# TASK TO CARRY OUT
Read through the data and report every line in which the word "JSON" occurs.

# MATERIAL SHOWN

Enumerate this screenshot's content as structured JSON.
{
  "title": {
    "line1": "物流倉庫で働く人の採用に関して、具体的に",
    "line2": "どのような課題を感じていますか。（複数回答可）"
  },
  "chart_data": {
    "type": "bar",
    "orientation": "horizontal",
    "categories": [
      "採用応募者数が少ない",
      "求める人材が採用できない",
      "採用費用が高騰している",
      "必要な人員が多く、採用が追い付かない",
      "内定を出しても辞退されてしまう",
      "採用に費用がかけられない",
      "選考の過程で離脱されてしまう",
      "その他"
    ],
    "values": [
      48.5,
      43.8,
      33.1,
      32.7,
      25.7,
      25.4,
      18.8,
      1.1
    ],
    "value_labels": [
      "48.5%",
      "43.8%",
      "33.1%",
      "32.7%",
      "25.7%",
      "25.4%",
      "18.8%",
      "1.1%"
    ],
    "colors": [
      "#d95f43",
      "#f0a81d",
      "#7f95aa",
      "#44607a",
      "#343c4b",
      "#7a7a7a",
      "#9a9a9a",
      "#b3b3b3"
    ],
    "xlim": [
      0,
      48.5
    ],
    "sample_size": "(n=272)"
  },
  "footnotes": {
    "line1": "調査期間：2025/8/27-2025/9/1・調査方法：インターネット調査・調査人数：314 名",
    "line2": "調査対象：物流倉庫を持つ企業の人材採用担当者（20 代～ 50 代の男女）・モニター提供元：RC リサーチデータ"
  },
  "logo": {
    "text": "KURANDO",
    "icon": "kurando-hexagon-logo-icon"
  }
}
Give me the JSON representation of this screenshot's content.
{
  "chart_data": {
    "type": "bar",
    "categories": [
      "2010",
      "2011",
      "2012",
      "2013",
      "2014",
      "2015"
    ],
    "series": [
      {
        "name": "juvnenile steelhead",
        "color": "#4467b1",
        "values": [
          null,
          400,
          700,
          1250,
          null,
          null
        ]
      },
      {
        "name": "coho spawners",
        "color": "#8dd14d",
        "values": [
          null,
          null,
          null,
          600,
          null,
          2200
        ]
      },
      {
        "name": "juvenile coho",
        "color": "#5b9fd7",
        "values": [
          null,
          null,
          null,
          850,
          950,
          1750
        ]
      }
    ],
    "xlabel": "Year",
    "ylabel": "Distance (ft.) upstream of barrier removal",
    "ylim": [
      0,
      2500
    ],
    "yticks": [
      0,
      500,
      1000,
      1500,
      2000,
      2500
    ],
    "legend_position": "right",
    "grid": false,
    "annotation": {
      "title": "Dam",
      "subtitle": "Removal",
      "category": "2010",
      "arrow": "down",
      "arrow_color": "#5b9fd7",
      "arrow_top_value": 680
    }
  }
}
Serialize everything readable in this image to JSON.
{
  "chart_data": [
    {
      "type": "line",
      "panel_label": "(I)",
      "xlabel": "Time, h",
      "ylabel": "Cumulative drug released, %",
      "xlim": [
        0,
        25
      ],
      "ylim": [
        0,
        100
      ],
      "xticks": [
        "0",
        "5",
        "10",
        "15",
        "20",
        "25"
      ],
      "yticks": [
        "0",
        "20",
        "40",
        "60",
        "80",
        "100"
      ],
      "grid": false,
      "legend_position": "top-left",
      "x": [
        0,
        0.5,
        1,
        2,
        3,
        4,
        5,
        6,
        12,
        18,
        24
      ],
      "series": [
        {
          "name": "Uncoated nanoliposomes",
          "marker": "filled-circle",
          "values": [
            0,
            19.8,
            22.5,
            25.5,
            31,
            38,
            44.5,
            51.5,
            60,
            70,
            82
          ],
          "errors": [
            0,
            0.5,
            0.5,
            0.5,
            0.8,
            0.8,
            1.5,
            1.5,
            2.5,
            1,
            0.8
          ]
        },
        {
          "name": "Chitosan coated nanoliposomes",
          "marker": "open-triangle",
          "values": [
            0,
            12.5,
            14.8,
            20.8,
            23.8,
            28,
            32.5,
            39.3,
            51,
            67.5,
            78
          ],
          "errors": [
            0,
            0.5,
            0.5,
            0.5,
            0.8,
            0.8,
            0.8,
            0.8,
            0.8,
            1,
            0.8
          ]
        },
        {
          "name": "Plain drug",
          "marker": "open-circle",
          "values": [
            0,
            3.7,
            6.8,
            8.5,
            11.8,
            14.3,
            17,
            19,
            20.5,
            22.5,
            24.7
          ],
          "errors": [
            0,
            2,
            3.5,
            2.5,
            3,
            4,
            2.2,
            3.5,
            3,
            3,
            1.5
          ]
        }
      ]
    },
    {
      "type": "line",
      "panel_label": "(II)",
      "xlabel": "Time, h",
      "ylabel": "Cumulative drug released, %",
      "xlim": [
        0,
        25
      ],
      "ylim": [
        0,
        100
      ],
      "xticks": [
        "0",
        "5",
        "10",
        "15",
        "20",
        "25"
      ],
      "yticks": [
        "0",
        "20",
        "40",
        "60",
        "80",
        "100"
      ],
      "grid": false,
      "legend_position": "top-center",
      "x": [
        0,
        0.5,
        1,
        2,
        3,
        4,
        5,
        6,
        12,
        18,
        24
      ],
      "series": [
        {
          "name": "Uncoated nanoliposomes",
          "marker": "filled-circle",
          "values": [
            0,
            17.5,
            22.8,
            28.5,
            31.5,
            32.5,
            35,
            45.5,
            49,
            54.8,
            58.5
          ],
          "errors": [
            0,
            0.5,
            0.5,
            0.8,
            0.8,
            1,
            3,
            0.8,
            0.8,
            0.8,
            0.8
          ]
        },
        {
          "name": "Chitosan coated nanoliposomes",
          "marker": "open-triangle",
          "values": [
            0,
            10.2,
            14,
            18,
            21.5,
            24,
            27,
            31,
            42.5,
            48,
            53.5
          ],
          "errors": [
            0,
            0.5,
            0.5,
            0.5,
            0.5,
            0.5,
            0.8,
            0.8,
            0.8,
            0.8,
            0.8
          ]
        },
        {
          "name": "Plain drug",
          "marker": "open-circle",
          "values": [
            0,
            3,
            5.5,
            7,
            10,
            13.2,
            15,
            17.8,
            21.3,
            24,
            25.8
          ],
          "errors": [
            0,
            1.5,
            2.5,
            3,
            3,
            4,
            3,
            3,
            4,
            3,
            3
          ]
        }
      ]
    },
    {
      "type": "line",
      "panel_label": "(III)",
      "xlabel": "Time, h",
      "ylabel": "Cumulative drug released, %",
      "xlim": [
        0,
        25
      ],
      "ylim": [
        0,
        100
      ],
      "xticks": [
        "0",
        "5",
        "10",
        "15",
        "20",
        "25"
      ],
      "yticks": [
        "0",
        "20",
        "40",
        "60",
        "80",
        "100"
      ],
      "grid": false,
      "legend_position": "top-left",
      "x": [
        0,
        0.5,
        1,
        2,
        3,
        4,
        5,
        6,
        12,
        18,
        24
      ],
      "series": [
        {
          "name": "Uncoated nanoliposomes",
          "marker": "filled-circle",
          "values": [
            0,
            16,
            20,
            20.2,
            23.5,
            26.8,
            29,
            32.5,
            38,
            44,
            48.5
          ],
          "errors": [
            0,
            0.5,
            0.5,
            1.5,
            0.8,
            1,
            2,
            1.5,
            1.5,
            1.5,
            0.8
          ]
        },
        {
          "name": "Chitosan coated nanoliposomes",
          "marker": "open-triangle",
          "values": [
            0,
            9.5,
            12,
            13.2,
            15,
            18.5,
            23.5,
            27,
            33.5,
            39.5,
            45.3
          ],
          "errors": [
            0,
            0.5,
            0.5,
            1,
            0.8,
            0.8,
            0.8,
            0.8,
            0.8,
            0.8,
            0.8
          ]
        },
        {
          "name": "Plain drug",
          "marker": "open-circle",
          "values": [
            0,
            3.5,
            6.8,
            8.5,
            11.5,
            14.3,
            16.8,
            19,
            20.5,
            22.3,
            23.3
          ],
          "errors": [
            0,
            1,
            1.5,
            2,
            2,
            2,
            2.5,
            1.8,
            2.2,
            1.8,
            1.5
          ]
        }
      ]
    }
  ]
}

# WORKED ANSWER
Enumerate this screenshot's content as structured JSON.
Give me the JSON representation of this screenshot's content.
Serialize everything readable in this image to JSON.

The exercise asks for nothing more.